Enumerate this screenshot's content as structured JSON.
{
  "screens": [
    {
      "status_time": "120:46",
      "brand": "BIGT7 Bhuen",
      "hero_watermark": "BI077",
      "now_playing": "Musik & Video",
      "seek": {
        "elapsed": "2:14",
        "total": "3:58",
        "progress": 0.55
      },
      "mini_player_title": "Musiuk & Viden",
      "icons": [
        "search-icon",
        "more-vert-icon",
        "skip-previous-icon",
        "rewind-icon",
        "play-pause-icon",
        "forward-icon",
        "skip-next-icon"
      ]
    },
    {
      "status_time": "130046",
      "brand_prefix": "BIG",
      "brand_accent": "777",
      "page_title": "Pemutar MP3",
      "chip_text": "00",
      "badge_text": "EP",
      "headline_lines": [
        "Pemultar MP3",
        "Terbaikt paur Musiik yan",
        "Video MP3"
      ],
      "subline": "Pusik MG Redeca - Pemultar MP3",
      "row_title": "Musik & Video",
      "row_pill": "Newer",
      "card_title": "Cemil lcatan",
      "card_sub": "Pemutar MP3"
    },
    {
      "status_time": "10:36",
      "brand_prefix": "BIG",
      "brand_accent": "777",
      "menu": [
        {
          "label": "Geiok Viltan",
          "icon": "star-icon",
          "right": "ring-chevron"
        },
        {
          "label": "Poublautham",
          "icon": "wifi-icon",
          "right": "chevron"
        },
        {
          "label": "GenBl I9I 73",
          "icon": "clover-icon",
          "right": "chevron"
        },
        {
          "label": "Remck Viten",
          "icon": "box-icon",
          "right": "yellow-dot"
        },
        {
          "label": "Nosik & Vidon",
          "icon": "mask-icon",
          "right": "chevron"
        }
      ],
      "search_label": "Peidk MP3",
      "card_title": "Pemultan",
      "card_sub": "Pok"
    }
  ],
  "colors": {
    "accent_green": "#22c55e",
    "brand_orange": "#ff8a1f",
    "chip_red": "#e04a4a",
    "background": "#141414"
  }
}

☆ ☆ ☆

## WHAT IS EXPECTED
Copy in full each line that holds the word "Pemutar".

## ANSWER IN FULL
      "page_title": "Pemutar MP3",
      "card_sub": "Pemutar MP3"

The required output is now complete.